* START Document excerpt *
Re: nfsd4 laundromat_main hung tasks

Rik Theys <rik.theys@xxxxxxxxx> · Tue, 14 Jan 2025 16:30:44 +0100

Hi,

On Tue, Jan 14, 2025 at 3:51 PM Chuck Lever <chuck.lever@xxxxxxxxxx> wrote:
>
> On 1/14/25 3:23 AM, Rik Theys wrote:
> > Hi,
> >
> > On Mon, Jan 13, 2025 at 11:12 PM Chuck Lever <chuck.lever@xxxxxxxxxx> wrote:
> >>
> >> On 1/12/25 7:42 AM, Rik Theys wrote:
> >>> On Fri, Jan 10, 2025 at 11:07 PM Chuck Lever <chuck.lever@xxxxxxxxxx> wrote:
> >>>>
> >>>> On 1/10/25 3:51 PM, Rik Theys wrote:
> >>>>> Are there any debugging commands we can run once the issue happens
> >>>>> that can help to determine the cause of this issue?
> >>>>
> >>>> Once the issue happens, the precipitating bug has already done its
> >>>> damage, so at that point it is too late.
> >>
> >> I've studied the code and bug reports a bit. I see one intriguing
> >> mention in comment #5:
> >>
> >> https://bugs.debian.org/cgi-bin/bugreport.cgi?bug=1071562#5
> >>
> >> /proc/130/stack:
> >> [<0>] rpc_shutdown_client+0xf2/0x150 [sunrpc]
> >> [<0>] nfsd4_process_cb_update+0x4c/0x270 [nfsd]
> >> [<0>] nfsd4_run_cb_work+0x9f/0x150 [nfsd]
> >> [<0>] process_one_work+0x1c7/0x380
> >> [<0>] worker_thread+0x4d/0x380
> >> [<0>] kthread+0xda/0x100
> >> [<0>] ret_from_fork+0x22/0x30
> >>
> >> This tells me that the active item on the callback_wq is waiting for the
> >> backchannel RPC client to shut down. This is probably the proximal cause
> >> of the callback workqueue stall.
> >>
> >> rpc_shutdown_client() is waiting for the client's cl_tasks to become
> >> empty. Typically this is a short wait. But here, there's one or more RPC
> >> requests that are not completing.
> >>
> >> Please issue these two commands on your server once it gets into the
> >> hung state:
> >>
> >> # rpcdebug -m rpc -c
> >> # echo t > /proc/sysrq-trigger
> >
> > There were no rpcdebug entries configured, so I don't think the first
> > command did much.
> >
> > You can find the output from the second command in attach.
>
> I don't see any output for "echo t > /proc/sysrq-trigger" here. What I
> do see is a large number of OOM-killer notices. So, your server is out
> of memory. But I think this is due to a memory leak bug, probably this
> one:

I'm confused. Where do you see the OOM-killer notices in the log I provided?
* END Document excerpt *
* START Records *
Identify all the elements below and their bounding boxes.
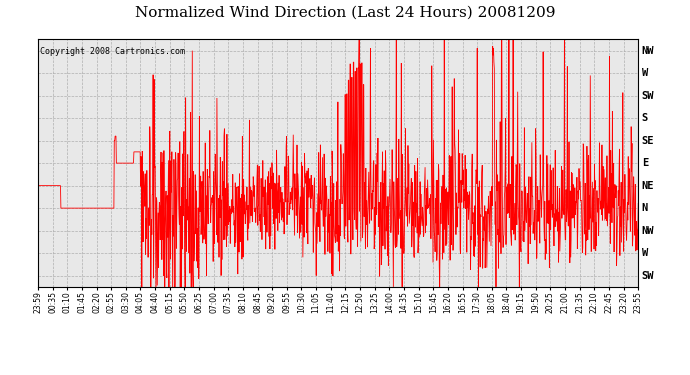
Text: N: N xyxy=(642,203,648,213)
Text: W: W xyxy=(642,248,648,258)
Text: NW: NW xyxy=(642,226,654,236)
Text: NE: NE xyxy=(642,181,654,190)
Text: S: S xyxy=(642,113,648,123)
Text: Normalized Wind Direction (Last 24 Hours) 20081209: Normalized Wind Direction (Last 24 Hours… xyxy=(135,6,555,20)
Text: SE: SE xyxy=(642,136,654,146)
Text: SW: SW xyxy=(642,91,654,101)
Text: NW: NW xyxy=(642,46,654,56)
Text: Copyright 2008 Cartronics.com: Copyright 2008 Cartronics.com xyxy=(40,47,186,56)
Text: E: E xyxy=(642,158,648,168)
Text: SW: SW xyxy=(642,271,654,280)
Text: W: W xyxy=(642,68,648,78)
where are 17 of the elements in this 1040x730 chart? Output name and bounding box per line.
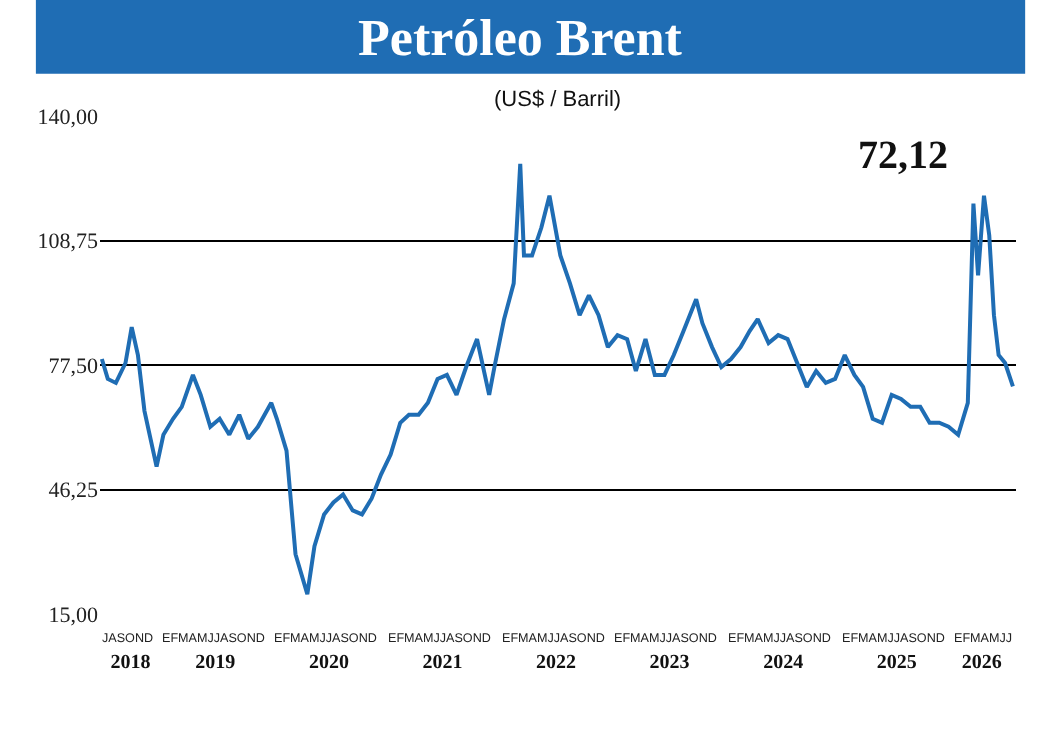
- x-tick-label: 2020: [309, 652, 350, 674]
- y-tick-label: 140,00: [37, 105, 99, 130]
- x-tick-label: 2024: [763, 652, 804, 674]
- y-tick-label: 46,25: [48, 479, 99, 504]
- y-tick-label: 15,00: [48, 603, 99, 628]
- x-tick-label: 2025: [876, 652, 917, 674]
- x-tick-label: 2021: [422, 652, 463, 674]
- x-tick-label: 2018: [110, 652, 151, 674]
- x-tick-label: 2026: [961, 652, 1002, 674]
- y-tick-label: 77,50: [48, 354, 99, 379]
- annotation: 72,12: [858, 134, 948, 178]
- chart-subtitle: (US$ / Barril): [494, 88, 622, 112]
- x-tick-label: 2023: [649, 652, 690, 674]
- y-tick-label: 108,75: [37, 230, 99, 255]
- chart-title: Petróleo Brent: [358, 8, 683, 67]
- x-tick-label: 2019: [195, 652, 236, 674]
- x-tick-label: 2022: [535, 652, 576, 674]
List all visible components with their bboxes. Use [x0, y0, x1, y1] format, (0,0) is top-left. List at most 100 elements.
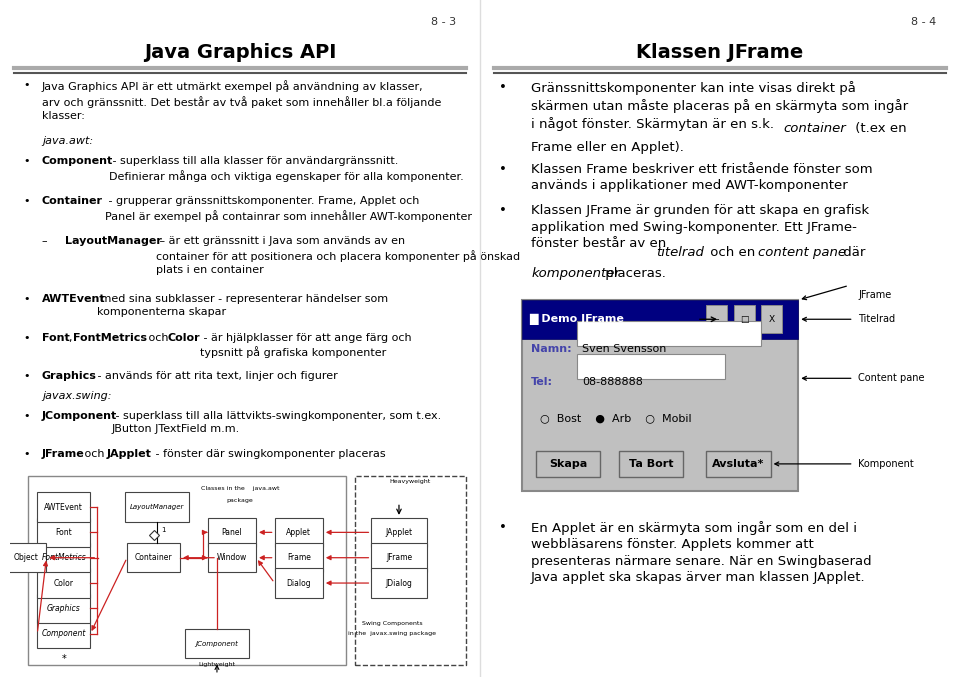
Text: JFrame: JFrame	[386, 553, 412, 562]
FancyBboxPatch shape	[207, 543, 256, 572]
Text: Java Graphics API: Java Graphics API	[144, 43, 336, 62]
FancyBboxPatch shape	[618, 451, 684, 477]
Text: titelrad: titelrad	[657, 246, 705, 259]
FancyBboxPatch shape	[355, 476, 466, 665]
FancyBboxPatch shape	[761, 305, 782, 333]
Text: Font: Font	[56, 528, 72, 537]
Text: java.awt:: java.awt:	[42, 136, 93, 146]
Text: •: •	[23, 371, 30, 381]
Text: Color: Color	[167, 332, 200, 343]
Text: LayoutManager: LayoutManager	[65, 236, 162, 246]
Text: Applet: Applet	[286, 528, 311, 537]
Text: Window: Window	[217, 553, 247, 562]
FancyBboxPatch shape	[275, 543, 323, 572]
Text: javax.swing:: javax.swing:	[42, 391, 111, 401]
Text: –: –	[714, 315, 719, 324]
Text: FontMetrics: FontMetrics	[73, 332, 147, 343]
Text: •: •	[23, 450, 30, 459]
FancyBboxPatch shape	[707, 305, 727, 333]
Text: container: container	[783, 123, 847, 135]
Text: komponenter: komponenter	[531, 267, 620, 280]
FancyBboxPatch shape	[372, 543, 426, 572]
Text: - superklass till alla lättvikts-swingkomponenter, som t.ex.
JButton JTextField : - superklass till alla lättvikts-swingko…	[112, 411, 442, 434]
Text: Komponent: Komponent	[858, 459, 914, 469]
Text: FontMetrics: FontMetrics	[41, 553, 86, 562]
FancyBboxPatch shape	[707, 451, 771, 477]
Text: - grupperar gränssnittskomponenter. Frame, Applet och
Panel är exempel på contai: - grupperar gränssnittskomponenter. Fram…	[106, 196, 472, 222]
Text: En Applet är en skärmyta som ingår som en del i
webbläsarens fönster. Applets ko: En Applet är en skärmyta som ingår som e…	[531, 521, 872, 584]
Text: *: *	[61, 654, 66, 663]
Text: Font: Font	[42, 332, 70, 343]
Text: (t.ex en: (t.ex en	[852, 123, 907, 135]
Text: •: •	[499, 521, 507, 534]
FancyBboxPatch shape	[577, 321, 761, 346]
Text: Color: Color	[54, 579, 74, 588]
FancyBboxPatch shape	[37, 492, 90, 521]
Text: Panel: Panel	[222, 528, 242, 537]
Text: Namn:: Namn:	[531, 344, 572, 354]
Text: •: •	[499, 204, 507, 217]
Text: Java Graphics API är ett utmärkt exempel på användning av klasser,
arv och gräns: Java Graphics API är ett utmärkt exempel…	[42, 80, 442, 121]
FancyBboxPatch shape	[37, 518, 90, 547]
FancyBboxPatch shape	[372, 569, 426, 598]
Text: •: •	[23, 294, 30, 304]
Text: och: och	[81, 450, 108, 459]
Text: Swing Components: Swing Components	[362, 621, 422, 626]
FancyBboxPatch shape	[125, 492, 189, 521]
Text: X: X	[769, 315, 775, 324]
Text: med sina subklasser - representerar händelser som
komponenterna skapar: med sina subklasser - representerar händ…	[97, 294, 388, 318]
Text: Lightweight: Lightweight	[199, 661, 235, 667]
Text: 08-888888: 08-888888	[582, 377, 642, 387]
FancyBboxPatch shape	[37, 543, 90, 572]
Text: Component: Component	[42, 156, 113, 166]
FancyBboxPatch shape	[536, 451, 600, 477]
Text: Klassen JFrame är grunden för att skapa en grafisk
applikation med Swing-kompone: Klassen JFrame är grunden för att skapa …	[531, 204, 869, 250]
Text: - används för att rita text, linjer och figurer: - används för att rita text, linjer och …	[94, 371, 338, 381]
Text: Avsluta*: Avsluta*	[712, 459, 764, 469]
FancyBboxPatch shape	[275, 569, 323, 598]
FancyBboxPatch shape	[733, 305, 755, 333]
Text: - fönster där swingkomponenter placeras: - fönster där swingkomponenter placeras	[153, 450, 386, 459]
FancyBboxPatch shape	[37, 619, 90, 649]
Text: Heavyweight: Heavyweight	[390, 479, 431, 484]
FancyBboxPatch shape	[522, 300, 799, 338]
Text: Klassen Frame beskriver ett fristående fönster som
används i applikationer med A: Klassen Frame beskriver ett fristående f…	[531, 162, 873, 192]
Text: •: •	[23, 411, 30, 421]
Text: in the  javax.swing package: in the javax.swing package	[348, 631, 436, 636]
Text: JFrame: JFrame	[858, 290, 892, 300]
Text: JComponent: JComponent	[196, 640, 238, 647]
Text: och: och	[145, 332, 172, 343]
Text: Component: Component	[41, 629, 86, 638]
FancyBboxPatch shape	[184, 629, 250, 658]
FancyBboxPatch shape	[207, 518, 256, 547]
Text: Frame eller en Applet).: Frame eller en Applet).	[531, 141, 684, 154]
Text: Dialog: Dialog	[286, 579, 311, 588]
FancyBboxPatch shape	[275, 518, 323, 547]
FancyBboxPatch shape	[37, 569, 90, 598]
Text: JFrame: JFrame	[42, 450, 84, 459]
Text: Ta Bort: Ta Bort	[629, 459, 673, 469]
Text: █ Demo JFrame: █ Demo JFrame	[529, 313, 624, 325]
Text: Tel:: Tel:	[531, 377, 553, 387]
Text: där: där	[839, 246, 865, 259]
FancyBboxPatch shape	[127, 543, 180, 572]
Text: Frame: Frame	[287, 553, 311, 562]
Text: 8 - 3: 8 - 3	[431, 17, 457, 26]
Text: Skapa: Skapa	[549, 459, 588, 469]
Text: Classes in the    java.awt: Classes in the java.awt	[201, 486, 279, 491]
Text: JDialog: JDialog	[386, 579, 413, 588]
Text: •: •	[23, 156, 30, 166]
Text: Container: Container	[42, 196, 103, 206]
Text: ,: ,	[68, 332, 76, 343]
* END Records *
• **Problem statement**
From the nfsd4 hung-tasks thread, reproduce word for word the passage that begins with "On Tue, Jan" and stops after "of this issue?".

• **Written solution**
On Tue, Jan 14, 2025 at 3:51 PM Chuck Lever <chuck.lever@xxxxxxxxxx> wrote:
>
> On 1/14/25 3:23 AM, Rik Theys wrote:
> > Hi,
> >
> > On Mon, Jan 13, 2025 at 11:12 PM Chuck Lever <chuck.lever@xxxxxxxxxx> wrote:
> >>
> >> On 1/12/25 7:42 AM, Rik Theys wrote:
> >>> On Fri, Jan 10, 2025 at 11:07 PM Chuck Lever <chuck.lever@xxxxxxxxxx> wrote:
> >>>>
> >>>> On 1/10/25 3:51 PM, Rik Theys wrote:
> >>>>> Are there any debugging commands we can run once the issue happens
> >>>>> that can help to determine the cause of this issue?